* WORK TO BE COMPLETED
Select all lines with the string "subtitle" in them, and copy those lines.

* PROVIDED ENTRIES
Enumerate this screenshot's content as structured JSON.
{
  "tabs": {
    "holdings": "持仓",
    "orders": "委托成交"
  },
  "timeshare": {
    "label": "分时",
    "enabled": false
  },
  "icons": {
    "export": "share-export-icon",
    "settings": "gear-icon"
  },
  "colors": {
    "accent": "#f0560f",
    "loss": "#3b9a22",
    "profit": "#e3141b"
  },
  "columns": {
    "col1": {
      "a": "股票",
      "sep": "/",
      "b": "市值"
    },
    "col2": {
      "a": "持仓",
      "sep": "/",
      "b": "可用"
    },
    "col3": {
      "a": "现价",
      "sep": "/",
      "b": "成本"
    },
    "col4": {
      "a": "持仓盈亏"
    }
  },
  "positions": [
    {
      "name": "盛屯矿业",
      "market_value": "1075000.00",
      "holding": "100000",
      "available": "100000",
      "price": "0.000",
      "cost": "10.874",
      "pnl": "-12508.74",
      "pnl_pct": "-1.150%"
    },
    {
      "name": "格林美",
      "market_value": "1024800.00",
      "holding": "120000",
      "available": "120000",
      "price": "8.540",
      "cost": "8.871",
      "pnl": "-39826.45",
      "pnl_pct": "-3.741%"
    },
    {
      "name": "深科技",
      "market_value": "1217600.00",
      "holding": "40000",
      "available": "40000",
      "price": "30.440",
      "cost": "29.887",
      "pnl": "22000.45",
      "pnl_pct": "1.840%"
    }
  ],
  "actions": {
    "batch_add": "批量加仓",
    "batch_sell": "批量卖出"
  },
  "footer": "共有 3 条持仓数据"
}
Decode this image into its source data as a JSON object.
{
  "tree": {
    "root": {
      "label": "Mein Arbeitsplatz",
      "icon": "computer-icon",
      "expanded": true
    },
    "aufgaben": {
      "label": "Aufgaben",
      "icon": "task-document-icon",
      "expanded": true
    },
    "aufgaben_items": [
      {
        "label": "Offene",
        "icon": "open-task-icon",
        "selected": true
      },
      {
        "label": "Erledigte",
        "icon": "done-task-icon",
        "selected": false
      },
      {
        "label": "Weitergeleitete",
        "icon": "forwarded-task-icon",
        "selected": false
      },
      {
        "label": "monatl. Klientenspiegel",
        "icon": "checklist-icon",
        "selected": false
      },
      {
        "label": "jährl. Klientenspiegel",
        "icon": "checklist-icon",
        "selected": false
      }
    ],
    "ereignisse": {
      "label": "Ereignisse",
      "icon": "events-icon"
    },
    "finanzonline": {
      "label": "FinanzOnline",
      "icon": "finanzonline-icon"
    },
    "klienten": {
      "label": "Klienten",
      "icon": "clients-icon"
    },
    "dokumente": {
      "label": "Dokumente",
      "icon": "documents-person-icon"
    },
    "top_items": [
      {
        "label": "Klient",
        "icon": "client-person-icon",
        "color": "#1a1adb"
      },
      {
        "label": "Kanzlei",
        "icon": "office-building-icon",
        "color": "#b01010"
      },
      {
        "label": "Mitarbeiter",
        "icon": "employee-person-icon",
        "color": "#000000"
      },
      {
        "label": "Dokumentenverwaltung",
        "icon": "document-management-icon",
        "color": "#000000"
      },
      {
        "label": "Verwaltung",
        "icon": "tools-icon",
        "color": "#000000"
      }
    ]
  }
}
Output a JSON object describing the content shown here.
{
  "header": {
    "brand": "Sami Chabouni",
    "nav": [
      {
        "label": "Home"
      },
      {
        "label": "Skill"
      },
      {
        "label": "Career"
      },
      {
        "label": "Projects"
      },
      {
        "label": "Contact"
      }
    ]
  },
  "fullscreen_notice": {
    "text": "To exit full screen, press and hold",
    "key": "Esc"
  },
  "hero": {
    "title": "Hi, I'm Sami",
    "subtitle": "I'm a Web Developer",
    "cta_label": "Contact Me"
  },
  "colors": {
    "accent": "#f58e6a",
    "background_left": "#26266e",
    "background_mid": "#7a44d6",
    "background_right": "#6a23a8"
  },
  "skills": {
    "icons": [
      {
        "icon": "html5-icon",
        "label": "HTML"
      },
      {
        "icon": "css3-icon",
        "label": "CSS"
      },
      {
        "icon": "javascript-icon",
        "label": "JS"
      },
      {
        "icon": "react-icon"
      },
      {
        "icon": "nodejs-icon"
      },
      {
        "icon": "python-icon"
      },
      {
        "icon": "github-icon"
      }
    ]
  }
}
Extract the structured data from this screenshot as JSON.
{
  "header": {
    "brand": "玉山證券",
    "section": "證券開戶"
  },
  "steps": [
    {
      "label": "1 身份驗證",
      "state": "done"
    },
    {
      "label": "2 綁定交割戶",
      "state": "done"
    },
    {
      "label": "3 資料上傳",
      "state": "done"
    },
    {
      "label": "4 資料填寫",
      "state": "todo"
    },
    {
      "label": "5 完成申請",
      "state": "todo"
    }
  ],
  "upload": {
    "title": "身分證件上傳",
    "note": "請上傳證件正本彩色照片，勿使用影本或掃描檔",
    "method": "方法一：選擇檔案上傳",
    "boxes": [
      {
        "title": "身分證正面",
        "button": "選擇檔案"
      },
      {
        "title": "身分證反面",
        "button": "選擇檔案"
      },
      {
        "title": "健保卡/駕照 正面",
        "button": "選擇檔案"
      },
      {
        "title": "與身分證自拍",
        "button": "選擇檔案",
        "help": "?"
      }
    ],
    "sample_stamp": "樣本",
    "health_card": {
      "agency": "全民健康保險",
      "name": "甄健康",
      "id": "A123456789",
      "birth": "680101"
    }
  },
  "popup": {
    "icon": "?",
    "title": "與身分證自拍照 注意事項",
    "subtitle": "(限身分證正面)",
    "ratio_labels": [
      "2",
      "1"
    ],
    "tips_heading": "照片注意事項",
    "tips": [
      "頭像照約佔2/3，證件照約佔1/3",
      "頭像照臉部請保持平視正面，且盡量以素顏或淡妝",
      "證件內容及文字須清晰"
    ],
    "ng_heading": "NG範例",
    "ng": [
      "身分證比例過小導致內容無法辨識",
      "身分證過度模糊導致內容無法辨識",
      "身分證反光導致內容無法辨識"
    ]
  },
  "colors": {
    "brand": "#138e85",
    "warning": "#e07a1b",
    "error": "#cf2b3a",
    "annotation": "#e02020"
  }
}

* CORRECT RESULT
    "subtitle": "I'm a Web Developer",
    "subtitle": "(限身分證正面)",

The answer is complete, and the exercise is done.